— Information given —
* begin *

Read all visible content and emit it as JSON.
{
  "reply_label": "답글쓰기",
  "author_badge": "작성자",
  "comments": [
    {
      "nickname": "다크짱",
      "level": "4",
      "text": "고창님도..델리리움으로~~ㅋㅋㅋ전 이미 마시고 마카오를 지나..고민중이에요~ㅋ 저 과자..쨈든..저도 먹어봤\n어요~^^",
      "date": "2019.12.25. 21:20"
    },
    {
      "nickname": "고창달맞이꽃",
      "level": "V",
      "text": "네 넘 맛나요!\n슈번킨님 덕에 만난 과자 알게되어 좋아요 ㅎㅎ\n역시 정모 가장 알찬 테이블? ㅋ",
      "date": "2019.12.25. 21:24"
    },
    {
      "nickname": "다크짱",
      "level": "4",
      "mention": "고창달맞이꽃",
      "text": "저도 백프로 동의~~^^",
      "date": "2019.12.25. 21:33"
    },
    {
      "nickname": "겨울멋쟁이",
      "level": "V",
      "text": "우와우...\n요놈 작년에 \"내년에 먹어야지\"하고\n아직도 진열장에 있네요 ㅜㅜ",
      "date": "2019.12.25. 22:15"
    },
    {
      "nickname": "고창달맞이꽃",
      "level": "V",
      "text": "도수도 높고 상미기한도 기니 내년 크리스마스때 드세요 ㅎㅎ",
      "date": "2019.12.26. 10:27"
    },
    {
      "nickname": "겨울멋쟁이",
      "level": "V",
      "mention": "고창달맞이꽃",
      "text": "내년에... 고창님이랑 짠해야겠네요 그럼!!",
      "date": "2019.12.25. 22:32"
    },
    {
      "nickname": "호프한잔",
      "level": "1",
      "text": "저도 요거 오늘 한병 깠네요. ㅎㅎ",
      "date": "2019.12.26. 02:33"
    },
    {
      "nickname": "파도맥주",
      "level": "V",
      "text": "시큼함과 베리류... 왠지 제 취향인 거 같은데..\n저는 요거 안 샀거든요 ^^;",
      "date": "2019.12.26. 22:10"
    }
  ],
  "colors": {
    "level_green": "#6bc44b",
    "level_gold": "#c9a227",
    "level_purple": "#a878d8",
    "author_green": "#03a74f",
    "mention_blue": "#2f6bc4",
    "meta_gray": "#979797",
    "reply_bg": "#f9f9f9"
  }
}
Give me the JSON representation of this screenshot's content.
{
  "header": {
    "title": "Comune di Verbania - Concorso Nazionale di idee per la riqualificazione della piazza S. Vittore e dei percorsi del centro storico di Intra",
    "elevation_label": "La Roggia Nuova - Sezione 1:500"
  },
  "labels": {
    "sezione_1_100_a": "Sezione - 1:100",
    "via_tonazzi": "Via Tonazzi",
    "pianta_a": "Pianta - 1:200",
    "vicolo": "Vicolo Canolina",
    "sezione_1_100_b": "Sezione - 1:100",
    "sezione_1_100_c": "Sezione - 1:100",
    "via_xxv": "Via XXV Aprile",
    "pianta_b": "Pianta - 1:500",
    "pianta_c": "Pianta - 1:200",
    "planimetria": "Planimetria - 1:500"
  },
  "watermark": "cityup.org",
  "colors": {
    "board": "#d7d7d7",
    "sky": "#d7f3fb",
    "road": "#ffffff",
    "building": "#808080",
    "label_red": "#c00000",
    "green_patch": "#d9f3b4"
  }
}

* end *

— Written exercise —
Your task is to output exactly the lines running from the one with "Give me the" through the final line of the material above, with both ends included.

— Task response —
Give me the JSON representation of this screenshot's content.
{
  "header": {
    "title": "Comune di Verbania - Concorso Nazionale di idee per la riqualificazione della piazza S. Vittore e dei percorsi del centro storico di Intra",
    "elevation_label": "La Roggia Nuova - Sezione 1:500"
  },
  "labels": {
    "sezione_1_100_a": "Sezione - 1:100",
    "via_tonazzi": "Via Tonazzi",
    "pianta_a": "Pianta - 1:200",
    "vicolo": "Vicolo Canolina",
    "sezione_1_100_b": "Sezione - 1:100",
    "sezione_1_100_c": "Sezione - 1:100",
    "via_xxv": "Via XXV Aprile",
    "pianta_b": "Pianta - 1:500",
    "pianta_c": "Pianta - 1:200",
    "planimetria": "Planimetria - 1:500"
  },
  "watermark": "cityup.org",
  "colors": {
    "board": "#d7d7d7",
    "sky": "#d7f3fb",
    "road": "#ffffff",
    "building": "#808080",
    "label_red": "#c00000",
    "green_patch": "#d9f3b4"
  }
}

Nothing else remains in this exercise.